Problem to work on:
Scan the listing below and copy every line holding "solo".

[Saved data entries]
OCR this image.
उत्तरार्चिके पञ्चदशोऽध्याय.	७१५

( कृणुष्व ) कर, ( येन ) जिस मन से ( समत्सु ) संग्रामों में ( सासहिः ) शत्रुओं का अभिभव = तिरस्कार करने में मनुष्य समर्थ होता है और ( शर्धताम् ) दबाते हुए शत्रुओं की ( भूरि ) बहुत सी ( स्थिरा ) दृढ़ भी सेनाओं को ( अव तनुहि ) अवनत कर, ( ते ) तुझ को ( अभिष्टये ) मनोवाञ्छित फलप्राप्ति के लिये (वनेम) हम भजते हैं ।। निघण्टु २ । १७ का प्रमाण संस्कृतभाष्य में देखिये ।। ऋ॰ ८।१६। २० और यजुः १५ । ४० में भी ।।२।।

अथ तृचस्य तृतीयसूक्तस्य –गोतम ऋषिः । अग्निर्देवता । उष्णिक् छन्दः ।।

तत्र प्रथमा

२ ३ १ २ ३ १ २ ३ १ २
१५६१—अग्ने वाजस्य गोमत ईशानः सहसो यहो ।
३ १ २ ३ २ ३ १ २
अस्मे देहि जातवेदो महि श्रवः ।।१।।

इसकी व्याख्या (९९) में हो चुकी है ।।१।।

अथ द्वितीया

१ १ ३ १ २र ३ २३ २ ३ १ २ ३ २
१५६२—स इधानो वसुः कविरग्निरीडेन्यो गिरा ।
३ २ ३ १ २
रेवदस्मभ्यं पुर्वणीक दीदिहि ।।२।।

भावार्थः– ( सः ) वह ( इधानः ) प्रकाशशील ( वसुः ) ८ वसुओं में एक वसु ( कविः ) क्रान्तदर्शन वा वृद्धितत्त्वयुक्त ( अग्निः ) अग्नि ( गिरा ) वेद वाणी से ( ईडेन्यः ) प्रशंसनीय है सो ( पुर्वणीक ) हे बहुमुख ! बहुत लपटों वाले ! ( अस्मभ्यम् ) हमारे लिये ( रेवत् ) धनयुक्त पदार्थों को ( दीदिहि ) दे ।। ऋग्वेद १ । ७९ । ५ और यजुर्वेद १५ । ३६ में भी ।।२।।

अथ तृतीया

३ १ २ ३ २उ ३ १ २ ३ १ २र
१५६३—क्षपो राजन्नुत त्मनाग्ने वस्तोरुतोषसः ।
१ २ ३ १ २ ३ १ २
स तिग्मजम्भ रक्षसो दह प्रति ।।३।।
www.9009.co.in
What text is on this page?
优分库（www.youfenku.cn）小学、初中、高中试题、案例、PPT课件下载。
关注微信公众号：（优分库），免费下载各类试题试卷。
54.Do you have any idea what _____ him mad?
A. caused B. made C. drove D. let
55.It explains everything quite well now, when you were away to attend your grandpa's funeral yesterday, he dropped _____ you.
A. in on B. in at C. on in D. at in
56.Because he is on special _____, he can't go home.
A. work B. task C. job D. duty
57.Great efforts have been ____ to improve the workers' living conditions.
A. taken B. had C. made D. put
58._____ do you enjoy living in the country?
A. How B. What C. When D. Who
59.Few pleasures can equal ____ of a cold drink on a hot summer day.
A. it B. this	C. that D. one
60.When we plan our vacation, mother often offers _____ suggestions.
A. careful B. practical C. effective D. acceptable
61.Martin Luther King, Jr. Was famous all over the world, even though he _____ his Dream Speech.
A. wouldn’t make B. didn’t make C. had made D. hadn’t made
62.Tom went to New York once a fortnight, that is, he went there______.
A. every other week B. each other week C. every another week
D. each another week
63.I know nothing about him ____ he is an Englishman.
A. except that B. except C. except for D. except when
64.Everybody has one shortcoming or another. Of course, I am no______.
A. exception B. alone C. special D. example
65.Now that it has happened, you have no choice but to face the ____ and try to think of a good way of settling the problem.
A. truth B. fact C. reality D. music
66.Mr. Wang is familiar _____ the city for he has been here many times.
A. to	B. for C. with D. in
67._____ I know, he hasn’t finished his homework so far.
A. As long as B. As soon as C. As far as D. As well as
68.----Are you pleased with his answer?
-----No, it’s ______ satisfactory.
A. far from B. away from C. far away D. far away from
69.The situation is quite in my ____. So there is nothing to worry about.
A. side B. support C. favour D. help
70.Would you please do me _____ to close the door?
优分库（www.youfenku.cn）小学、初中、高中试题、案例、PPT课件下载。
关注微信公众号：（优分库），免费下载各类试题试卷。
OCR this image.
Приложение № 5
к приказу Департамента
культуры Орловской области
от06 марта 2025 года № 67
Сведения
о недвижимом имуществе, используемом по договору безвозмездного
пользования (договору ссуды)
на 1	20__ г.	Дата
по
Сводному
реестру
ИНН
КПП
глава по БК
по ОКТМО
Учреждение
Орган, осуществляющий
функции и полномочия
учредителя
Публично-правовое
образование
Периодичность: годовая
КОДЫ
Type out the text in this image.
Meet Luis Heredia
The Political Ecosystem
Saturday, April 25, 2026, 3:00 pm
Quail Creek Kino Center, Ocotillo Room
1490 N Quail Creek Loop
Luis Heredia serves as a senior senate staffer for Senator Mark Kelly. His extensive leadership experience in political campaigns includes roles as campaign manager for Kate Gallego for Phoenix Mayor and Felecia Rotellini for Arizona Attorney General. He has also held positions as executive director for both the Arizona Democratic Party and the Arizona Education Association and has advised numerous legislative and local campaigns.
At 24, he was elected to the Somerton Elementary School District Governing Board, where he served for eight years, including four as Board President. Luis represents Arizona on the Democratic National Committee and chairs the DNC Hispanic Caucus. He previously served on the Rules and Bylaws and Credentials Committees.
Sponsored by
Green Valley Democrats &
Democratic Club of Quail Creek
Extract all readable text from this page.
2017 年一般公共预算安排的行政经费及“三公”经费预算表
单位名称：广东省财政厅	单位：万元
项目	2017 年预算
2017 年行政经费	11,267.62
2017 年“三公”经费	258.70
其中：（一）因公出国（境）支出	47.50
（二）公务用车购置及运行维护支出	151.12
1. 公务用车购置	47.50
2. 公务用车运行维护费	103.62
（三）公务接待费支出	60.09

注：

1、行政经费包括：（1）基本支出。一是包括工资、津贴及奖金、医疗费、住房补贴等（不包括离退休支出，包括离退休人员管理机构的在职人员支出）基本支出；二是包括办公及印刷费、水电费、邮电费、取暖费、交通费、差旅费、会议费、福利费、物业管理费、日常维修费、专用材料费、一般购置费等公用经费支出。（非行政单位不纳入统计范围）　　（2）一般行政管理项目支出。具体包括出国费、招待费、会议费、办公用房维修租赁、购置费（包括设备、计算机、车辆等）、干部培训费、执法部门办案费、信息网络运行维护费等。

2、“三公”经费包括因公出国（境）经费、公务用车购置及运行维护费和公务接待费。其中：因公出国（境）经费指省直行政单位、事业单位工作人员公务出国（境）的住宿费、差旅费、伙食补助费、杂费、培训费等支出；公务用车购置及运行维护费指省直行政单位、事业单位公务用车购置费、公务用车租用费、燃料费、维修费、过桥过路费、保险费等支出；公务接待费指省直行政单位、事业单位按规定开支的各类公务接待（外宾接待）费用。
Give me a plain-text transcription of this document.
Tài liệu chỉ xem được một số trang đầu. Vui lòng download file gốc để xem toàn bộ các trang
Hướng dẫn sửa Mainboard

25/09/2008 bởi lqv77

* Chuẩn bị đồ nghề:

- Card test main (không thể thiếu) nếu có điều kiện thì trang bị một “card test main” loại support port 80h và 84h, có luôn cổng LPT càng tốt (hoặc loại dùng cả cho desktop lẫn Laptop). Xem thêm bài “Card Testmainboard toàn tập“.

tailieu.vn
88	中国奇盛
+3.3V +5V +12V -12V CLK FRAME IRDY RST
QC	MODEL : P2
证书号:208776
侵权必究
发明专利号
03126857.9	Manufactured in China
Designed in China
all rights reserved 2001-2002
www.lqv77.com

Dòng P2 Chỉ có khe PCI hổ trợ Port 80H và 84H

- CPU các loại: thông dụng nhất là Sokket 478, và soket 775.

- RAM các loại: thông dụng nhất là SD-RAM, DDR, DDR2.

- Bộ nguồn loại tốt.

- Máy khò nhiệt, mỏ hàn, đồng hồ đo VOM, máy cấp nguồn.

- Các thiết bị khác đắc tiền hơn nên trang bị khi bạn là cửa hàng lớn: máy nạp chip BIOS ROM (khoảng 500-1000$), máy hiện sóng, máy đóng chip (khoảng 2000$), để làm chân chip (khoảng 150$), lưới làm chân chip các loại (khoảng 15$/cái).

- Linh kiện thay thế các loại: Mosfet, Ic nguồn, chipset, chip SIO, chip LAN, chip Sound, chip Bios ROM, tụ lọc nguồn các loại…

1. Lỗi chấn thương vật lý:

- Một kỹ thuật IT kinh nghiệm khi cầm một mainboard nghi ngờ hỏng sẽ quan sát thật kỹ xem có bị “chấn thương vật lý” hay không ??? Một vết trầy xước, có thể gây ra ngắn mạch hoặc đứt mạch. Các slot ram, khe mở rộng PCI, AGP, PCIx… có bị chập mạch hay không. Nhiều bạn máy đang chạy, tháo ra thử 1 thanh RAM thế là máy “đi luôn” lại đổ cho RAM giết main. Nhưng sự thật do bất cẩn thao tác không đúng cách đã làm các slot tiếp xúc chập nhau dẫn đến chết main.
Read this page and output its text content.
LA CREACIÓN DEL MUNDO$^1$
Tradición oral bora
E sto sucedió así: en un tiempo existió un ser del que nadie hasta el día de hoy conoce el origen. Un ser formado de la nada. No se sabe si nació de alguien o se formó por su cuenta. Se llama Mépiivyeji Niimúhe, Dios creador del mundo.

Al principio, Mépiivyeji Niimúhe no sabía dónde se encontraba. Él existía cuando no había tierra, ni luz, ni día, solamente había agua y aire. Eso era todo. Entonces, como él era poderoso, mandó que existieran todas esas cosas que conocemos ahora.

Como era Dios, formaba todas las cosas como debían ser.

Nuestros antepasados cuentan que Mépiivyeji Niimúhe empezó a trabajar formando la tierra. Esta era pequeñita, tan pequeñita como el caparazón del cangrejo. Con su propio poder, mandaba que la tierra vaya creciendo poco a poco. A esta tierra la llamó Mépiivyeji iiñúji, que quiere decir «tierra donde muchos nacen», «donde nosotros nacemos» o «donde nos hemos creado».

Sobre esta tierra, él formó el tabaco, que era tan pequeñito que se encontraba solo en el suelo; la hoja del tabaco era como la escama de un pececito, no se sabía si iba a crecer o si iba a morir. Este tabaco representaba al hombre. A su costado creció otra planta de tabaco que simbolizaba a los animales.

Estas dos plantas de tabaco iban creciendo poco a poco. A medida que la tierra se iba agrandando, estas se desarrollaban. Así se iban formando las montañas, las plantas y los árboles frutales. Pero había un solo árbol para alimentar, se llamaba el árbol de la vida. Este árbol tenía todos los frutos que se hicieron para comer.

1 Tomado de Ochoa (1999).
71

Output below:
Sobre esta tierra, él formó el tabaco, que era tan pequeñito que se encontraba solo en el suelo; la hoja del tabaco era como la escama de un pececito, no se sabía si iba a crecer o si iba a morir. Este tabaco representaba al hombre. A su costado creció otra planta de tabaco que simbolizaba a los animales.
Estas dos plantas de tabaco iban creciendo poco a poco. A medida que la tierra se iba agrandando, estas se desarrollaban. Así se iban formando las montañas, las plantas y los árboles frutales. Pero había un solo árbol para alimentar, se llamaba el árbol de la vida. Este árbol tenía todos los frutos que se hicieron para comer.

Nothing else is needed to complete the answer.